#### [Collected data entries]

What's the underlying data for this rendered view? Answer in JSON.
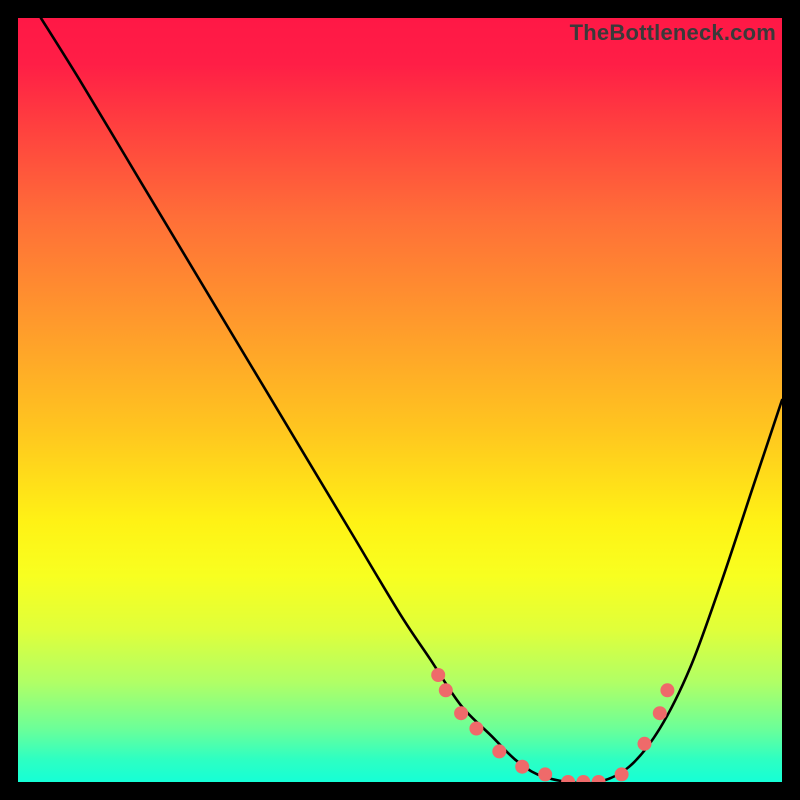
{
  "watermark": "TheBottleneck.com",
  "chart_data": {
    "type": "line",
    "title": "",
    "xlabel": "",
    "ylabel": "",
    "xlim": [
      0,
      100
    ],
    "ylim": [
      0,
      100
    ],
    "grid": false,
    "curve": {
      "x": [
        3,
        8,
        14,
        20,
        26,
        32,
        38,
        44,
        50,
        54,
        58,
        62,
        65,
        68,
        72,
        76,
        80,
        84,
        88,
        92,
        96,
        100
      ],
      "y": [
        100,
        92,
        82,
        72,
        62,
        52,
        42,
        32,
        22,
        16,
        10,
        6,
        3,
        1,
        0,
        0,
        2,
        7,
        15,
        26,
        38,
        50
      ]
    },
    "markers": {
      "x": [
        55,
        56,
        58,
        60,
        63,
        66,
        69,
        72,
        74,
        76,
        79,
        82,
        84,
        85
      ],
      "y": [
        14,
        12,
        9,
        7,
        4,
        2,
        1,
        0,
        0,
        0,
        1,
        5,
        9,
        12
      ],
      "color": "#ef6a6a",
      "radius": 7
    },
    "gradient_stops": [
      {
        "pos": 0,
        "color": "#ff1846"
      },
      {
        "pos": 50,
        "color": "#ffdc1a"
      },
      {
        "pos": 100,
        "color": "#15ffd6"
      }
    ]
  }
}
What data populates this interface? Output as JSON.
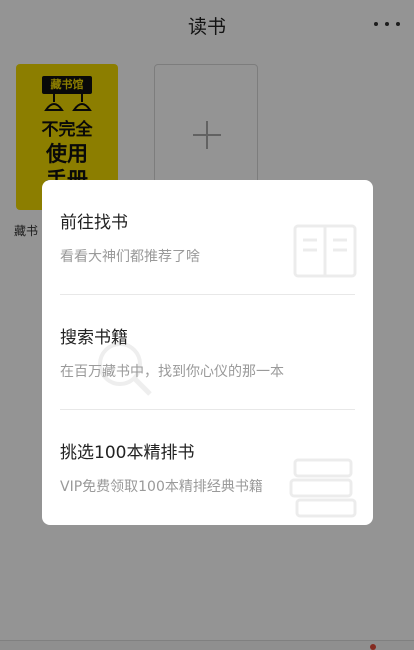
{
  "header": {
    "title": "读书"
  },
  "shelf": {
    "book": {
      "cover_badge": "藏书馆",
      "cover_line1": "不完全",
      "cover_line2": "使用",
      "cover_line3": "手册",
      "label": "藏书"
    }
  },
  "popup": {
    "items": [
      {
        "title": "前往找书",
        "subtitle": "看看大神们都推荐了啥",
        "icon": "open-book-icon"
      },
      {
        "title": "搜索书籍",
        "subtitle": "在百万藏书中，找到你心仪的那一本",
        "icon": "magnifier-icon"
      },
      {
        "title": "挑选100本精排书",
        "subtitle": "VIP免费领取100本精排经典书籍",
        "icon": "book-stack-icon"
      }
    ]
  },
  "colors": {
    "cover_yellow": "#f2d900",
    "overlay": "rgba(0,0,0,0.42)",
    "badge_dot": "#e64a3a"
  }
}
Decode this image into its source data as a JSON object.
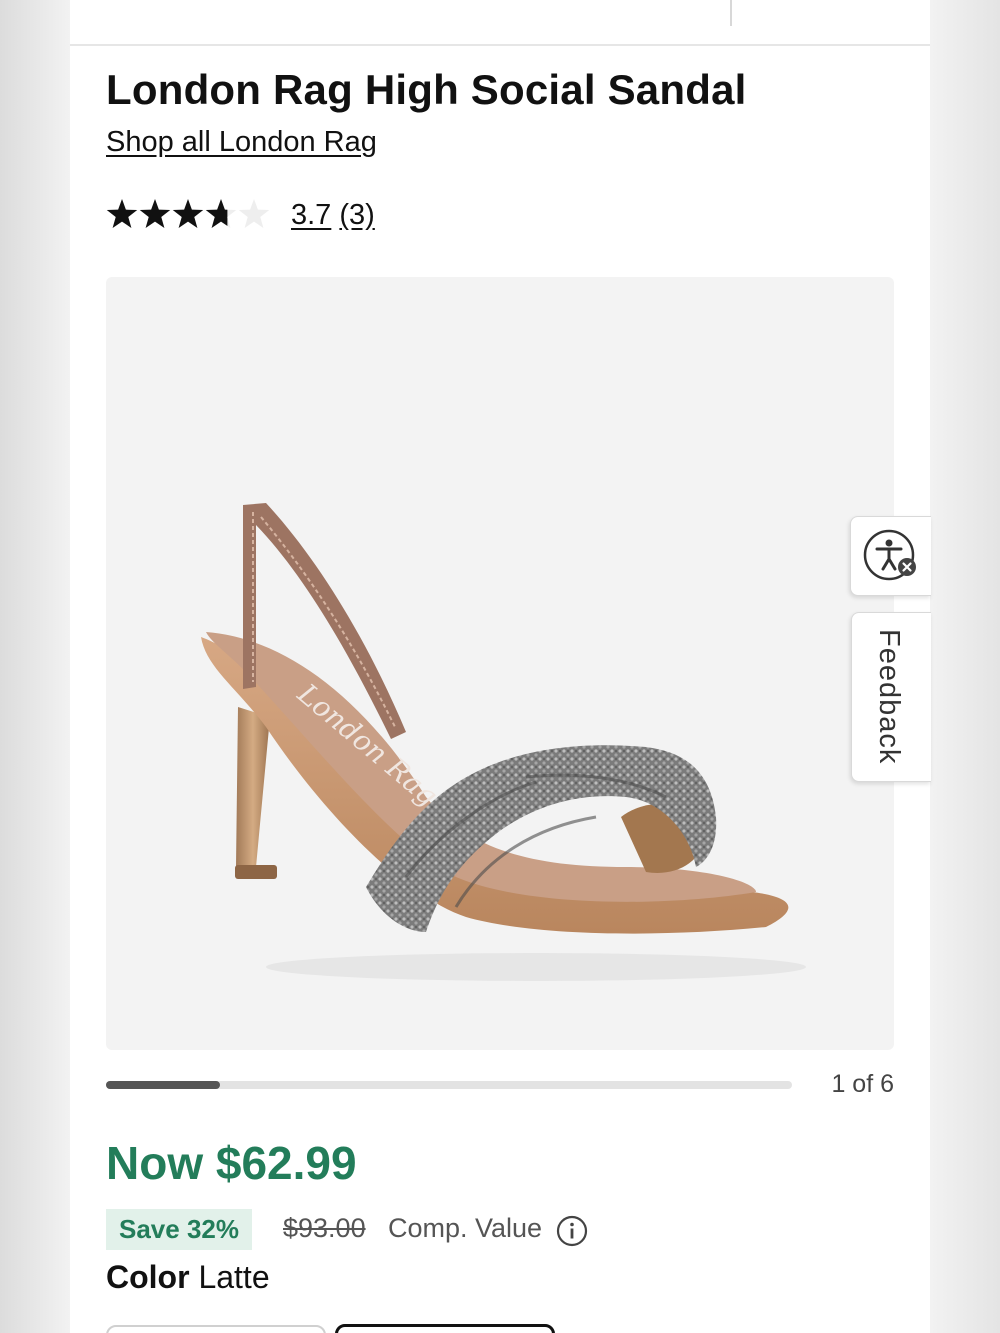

#### [Work instructions]
Using the records above, retype everything exactly except the pictures.

#### [Task output]
What's the underlying data for this rendered view? Answer in JSON.
{
  "watermark": "TheBottleneck.com",
  "chart_data": {
    "type": "line",
    "title": "",
    "xlabel": "",
    "ylabel": "",
    "xlim": [
      0,
      100
    ],
    "ylim": [
      0,
      100
    ],
    "grid": false,
    "curve": {
      "x": [
        3,
        8,
        14,
        20,
        26,
        32,
        38,
        44,
        50,
        54,
        58,
        62,
        65,
        68,
        72,
        76,
        80,
        84,
        88,
        92,
        96,
        100
      ],
      "y": [
        100,
        92,
        82,
        72,
        62,
        52,
        42,
        32,
        22,
        16,
        10,
        6,
        3,
        1,
        0,
        0,
        2,
        7,
        15,
        26,
        38,
        50
      ]
    },
    "markers": {
      "x": [
        55,
        56,
        58,
        60,
        63,
        66,
        69,
        72,
        74,
        76,
        79,
        82,
        84,
        85
      ],
      "y": [
        14,
        12,
        9,
        7,
        4,
        2,
        1,
        0,
        0,
        0,
        1,
        5,
        9,
        12
      ],
      "color": "#ef6a6a",
      "radius": 7
    },
    "gradient_stops": [
      {
        "pos": 0,
        "color": "#ff1846"
      },
      {
        "pos": 50,
        "color": "#ffdc1a"
      },
      {
        "pos": 100,
        "color": "#15ffd6"
      }
    ]
  }
}
What data populates this interface? Output as JSON.
{
  "header": {
    "title": "读书"
  },
  "shelf": {
    "book": {
      "cover_badge": "藏书馆",
      "cover_line1": "不完全",
      "cover_line2": "使用",
      "cover_line3": "手册",
      "label": "藏书"
    }
  },
  "popup": {
    "items": [
      {
        "title": "前往找书",
        "subtitle": "看看大神们都推荐了啥",
        "icon": "open-book-icon"
      },
      {
        "title": "搜索书籍",
        "subtitle": "在百万藏书中，找到你心仪的那一本",
        "icon": "magnifier-icon"
      },
      {
        "title": "挑选100本精排书",
        "subtitle": "VIP免费领取100本精排经典书籍",
        "icon": "book-stack-icon"
      }
    ]
  },
  "colors": {
    "cover_yellow": "#f2d900",
    "overlay": "rgba(0,0,0,0.42)",
    "badge_dot": "#e64a3a"
  }
}
Decode this image into its source data as a JSON object.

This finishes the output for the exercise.